Exercise input:

— start —

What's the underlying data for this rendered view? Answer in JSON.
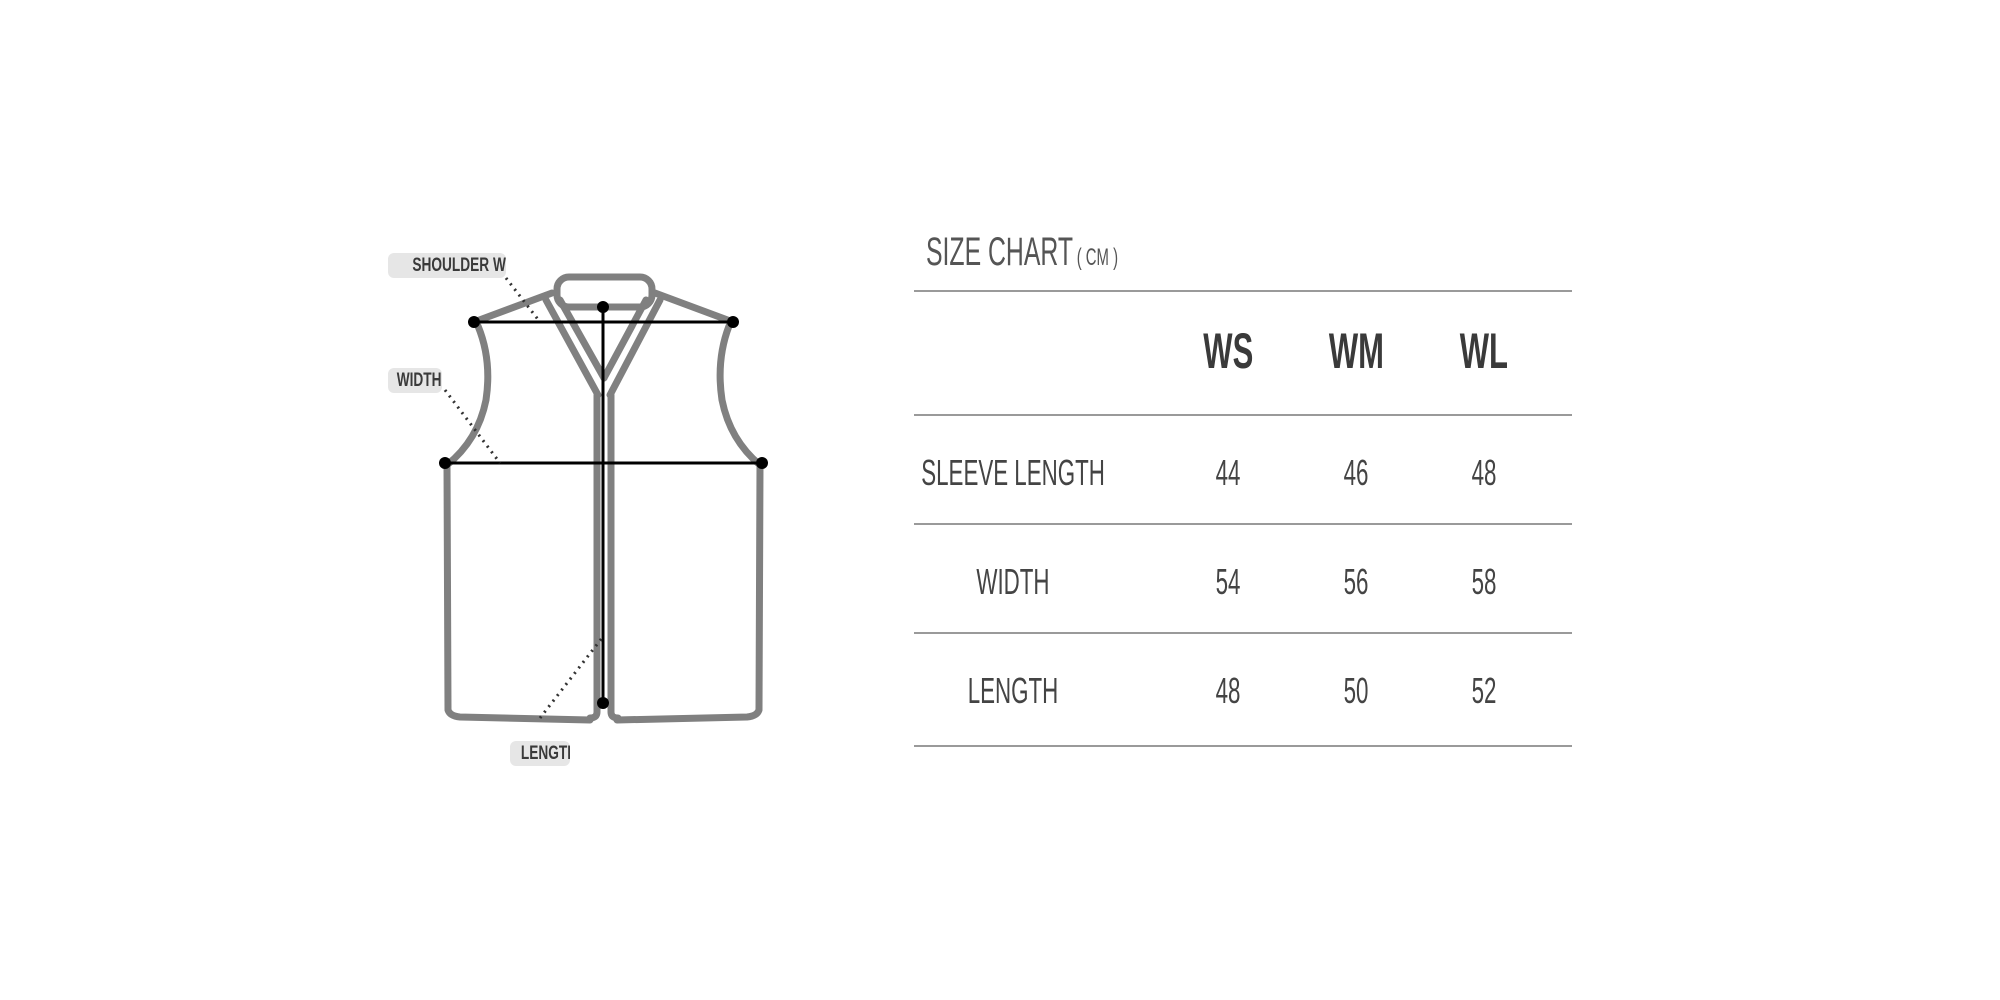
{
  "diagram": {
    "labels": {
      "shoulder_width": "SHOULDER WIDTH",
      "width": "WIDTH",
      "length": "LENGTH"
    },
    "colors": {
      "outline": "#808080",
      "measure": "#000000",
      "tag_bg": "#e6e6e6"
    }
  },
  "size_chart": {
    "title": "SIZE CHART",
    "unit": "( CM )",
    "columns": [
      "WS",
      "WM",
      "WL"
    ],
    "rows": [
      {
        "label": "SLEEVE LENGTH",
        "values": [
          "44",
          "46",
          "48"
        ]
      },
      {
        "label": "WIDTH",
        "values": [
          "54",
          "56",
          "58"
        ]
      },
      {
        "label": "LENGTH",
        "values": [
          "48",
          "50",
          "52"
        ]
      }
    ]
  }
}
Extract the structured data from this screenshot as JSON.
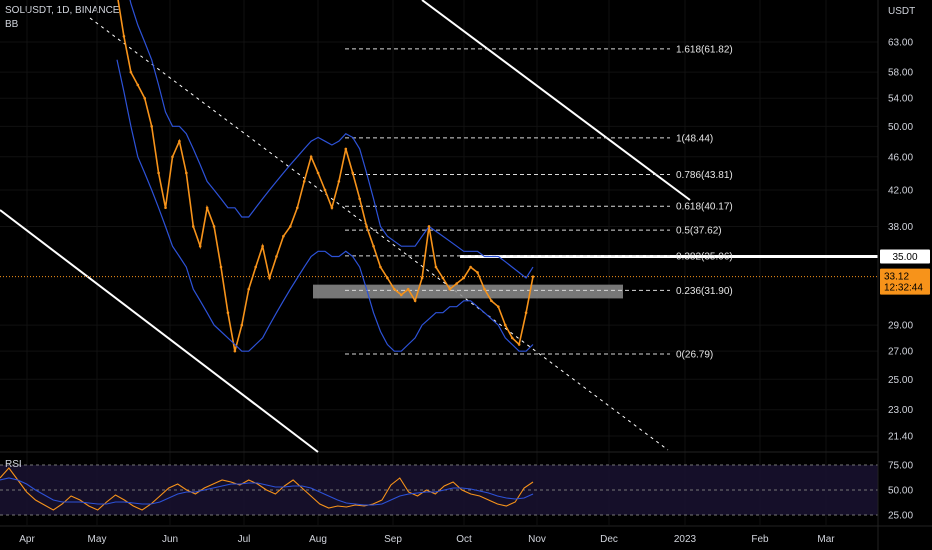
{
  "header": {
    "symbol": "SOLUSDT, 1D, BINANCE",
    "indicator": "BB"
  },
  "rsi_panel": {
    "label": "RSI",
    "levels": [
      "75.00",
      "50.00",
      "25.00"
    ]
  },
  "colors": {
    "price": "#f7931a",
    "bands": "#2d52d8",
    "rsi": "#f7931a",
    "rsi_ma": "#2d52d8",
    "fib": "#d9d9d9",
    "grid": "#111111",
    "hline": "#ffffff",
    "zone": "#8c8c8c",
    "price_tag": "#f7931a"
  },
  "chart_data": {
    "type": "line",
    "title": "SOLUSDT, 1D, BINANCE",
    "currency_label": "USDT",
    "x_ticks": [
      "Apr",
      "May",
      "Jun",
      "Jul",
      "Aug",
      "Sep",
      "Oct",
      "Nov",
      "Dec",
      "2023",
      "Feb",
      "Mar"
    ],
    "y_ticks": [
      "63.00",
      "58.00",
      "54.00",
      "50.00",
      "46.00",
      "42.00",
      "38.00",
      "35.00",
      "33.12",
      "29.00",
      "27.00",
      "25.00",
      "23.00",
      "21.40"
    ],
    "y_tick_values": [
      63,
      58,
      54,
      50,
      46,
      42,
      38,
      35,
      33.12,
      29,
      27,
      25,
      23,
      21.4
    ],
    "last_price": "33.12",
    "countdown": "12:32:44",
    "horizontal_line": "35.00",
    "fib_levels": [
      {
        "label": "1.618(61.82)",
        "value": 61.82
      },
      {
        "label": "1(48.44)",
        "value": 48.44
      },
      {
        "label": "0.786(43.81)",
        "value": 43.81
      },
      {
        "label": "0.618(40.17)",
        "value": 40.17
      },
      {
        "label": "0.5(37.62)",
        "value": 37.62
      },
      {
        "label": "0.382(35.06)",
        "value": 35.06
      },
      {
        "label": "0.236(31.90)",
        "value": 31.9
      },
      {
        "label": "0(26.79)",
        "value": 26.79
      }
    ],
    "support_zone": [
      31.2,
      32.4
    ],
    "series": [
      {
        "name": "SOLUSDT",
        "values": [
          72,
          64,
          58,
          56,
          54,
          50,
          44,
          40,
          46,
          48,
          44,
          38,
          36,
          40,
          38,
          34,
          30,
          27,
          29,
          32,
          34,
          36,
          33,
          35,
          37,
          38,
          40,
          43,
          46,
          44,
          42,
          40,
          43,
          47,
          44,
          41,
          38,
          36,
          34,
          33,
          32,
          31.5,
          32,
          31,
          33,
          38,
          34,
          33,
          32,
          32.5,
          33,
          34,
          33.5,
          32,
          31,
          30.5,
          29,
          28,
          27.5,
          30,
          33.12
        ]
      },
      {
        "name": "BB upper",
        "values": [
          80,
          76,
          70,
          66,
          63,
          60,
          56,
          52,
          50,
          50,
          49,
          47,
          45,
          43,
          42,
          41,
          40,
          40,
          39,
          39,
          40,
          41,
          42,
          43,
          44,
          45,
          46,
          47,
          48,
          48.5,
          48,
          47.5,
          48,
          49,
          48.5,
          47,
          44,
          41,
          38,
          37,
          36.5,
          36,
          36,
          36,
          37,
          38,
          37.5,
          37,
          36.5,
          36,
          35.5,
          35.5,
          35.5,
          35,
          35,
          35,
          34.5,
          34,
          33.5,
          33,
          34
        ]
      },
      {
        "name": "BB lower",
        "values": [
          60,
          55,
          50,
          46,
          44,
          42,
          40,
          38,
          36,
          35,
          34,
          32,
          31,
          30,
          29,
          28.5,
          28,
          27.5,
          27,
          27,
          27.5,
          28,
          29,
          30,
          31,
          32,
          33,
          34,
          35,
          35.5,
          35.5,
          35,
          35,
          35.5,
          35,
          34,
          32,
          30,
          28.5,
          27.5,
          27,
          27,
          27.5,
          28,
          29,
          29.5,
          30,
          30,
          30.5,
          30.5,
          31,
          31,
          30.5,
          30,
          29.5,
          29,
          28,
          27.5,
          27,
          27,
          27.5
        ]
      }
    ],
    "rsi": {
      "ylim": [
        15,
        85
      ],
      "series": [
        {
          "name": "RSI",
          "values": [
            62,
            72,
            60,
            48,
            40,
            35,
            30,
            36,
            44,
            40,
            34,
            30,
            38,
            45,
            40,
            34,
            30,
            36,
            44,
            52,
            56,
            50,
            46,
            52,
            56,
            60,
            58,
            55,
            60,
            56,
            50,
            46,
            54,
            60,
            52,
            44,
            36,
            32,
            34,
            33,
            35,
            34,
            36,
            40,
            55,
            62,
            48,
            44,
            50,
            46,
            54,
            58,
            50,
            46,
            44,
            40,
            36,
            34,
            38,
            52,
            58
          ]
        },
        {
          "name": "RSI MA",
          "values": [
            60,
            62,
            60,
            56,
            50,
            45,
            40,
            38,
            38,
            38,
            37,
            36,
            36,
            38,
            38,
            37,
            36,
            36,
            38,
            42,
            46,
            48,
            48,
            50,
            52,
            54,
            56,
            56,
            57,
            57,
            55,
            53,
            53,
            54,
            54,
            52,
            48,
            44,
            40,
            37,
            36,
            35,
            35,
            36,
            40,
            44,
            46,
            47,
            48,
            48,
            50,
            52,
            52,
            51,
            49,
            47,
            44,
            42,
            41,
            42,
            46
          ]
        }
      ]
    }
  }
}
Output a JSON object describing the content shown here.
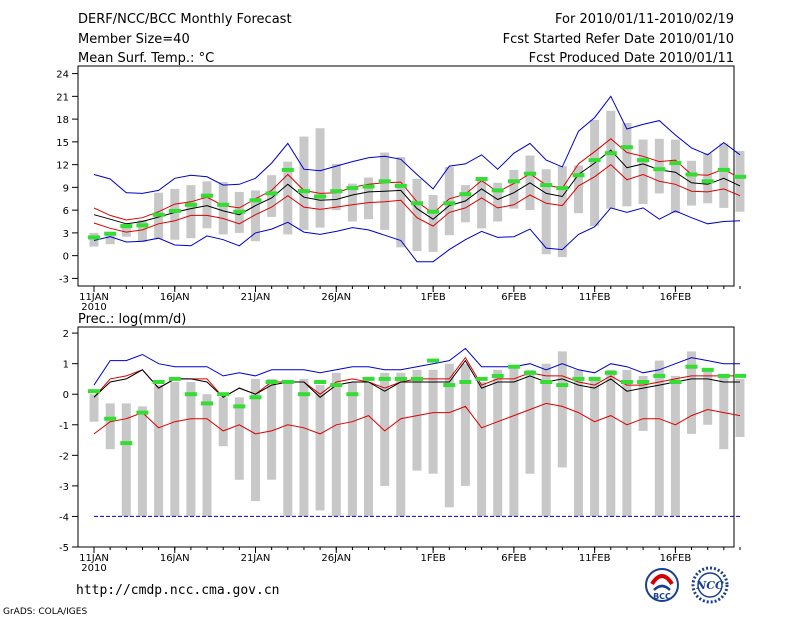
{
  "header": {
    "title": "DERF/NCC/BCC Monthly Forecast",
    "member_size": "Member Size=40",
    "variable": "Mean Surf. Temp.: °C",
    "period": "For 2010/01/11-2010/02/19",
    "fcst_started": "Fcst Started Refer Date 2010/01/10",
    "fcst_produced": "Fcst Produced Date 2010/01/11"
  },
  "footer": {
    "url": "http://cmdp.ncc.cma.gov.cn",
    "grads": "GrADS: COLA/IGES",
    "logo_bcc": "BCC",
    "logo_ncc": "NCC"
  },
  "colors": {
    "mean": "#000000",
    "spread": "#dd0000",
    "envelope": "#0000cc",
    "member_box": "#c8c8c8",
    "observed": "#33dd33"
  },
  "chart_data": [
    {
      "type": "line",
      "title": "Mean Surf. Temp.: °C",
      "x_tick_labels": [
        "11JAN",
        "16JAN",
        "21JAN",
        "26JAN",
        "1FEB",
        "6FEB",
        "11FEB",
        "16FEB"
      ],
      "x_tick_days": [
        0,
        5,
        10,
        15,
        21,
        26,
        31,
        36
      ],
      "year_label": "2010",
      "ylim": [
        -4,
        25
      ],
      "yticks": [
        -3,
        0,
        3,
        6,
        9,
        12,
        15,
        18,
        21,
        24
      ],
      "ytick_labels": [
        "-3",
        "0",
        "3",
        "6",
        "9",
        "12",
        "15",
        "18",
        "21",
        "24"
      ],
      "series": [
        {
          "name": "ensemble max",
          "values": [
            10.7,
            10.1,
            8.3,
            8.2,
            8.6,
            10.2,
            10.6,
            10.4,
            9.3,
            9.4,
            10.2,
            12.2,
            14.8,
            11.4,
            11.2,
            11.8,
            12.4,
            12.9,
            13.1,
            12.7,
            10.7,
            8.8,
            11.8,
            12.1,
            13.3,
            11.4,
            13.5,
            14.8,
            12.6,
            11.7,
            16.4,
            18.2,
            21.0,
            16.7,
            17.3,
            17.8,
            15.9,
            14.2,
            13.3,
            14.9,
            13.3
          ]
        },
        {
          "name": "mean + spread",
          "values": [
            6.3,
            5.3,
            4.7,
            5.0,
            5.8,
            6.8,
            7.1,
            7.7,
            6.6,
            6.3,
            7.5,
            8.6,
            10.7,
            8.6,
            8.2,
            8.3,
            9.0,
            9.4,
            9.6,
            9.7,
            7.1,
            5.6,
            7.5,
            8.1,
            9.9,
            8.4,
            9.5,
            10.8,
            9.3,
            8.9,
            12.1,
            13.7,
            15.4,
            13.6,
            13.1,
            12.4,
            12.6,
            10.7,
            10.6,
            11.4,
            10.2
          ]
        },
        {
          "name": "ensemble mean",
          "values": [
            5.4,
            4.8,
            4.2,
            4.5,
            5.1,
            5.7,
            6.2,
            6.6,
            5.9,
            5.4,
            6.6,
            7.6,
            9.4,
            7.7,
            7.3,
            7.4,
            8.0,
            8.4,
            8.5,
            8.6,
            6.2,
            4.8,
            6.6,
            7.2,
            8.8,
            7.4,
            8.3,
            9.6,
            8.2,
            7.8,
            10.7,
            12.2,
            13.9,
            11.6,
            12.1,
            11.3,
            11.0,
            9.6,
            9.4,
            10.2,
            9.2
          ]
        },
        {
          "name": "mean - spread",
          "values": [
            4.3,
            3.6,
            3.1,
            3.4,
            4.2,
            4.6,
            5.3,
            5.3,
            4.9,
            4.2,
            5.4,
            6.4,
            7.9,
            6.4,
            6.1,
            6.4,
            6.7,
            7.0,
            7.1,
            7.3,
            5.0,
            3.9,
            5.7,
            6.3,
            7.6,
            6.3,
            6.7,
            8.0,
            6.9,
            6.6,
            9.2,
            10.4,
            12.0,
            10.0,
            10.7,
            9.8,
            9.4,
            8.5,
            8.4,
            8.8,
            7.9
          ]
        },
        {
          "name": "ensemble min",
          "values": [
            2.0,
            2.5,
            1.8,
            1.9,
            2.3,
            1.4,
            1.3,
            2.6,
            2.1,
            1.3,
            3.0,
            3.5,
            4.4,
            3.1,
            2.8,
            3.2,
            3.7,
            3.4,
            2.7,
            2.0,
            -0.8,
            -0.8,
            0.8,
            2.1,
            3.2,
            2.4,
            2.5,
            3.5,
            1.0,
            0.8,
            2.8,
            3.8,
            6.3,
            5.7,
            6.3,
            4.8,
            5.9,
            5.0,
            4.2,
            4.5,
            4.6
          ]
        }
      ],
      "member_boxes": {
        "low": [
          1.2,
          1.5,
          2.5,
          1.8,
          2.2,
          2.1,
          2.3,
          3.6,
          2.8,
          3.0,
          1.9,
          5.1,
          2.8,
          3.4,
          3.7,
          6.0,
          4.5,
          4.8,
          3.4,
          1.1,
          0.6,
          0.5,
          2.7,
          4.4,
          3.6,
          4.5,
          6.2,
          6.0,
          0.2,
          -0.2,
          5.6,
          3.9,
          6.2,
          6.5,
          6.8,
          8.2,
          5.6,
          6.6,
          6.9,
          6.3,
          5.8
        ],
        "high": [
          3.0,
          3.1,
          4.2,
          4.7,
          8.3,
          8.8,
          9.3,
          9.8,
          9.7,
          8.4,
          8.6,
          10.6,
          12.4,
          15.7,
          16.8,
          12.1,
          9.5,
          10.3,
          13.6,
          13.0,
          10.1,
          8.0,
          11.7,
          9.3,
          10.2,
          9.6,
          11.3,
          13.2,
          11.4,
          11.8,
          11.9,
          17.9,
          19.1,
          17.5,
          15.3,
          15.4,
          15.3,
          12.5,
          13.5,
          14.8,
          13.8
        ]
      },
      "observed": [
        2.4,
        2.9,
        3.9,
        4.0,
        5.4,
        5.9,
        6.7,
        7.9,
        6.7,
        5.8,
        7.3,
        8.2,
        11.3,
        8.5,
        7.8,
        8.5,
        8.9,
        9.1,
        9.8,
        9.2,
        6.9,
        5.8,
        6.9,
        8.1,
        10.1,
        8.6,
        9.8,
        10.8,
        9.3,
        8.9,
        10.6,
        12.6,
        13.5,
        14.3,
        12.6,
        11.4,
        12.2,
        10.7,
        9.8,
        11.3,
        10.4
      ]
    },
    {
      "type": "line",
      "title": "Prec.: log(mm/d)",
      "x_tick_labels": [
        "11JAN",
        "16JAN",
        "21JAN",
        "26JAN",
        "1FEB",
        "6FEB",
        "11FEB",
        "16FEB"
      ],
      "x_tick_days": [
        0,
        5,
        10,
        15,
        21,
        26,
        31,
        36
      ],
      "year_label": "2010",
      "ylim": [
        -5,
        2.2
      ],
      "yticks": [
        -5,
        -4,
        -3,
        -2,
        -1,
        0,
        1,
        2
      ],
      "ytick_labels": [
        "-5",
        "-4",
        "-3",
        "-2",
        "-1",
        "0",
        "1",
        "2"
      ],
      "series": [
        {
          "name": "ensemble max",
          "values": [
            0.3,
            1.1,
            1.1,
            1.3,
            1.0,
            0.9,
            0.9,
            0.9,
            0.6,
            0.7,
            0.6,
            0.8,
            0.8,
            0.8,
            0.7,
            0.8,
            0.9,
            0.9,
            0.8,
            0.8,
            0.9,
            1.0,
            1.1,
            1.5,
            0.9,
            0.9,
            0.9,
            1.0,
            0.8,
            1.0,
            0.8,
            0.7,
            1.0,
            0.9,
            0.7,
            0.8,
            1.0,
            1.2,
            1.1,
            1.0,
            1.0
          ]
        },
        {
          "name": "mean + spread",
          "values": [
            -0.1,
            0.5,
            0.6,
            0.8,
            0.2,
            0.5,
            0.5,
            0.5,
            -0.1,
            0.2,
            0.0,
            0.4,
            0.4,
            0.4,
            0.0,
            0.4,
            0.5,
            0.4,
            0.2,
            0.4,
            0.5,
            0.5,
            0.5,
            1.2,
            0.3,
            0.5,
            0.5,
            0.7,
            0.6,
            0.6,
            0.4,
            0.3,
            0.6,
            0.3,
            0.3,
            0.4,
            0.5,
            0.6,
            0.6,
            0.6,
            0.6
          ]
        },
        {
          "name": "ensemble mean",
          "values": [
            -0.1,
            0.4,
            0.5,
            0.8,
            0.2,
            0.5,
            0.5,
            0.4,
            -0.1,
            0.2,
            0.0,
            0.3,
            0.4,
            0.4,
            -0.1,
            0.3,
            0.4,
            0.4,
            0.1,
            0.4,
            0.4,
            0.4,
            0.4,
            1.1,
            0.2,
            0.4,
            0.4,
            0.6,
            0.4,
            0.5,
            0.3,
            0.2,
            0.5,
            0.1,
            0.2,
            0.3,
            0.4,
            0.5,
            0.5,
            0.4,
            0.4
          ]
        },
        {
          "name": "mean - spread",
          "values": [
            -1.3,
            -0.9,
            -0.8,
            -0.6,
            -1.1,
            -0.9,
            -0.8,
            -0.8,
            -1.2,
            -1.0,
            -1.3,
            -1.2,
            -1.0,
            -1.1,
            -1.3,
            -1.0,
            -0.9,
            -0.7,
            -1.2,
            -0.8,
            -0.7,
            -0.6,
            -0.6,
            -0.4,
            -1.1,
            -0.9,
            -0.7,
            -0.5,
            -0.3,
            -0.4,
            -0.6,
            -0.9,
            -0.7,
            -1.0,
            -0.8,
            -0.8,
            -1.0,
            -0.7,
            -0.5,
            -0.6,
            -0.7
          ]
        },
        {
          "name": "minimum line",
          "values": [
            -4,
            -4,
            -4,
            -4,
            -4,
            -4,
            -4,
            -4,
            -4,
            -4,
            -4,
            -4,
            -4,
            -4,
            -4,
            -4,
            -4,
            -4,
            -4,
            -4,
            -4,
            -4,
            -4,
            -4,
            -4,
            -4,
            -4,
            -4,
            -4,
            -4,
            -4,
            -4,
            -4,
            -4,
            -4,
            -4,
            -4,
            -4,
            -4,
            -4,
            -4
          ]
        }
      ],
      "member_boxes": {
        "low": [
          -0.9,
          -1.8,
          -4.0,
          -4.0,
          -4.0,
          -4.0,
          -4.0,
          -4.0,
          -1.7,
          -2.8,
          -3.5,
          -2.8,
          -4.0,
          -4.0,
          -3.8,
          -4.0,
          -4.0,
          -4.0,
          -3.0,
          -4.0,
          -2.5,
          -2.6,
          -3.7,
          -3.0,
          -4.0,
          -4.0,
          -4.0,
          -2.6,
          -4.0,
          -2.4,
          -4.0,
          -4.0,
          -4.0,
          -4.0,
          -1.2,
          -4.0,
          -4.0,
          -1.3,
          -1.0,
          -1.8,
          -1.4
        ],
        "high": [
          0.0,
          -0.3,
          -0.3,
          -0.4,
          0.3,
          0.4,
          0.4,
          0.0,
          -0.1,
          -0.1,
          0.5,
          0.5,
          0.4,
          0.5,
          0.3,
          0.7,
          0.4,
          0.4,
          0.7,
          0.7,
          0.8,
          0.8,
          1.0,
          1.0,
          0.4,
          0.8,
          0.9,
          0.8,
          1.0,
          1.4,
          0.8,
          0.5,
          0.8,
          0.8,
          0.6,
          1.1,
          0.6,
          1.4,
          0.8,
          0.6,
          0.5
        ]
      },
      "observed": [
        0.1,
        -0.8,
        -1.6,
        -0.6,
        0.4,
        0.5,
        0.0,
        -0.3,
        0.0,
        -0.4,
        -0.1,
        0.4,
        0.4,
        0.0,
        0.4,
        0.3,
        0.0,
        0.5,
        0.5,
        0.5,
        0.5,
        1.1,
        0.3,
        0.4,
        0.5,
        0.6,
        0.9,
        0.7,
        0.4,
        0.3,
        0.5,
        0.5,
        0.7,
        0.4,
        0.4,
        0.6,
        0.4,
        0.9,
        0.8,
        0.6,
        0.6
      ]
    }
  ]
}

— end —

What this task involves: Look through the entries above. Extract each line with the word "Date".

Task solution:
    "fcst_started": "Fcst Started Refer Date 2010/01/10",
    "fcst_produced": "Fcst Produced Date 2010/01/11"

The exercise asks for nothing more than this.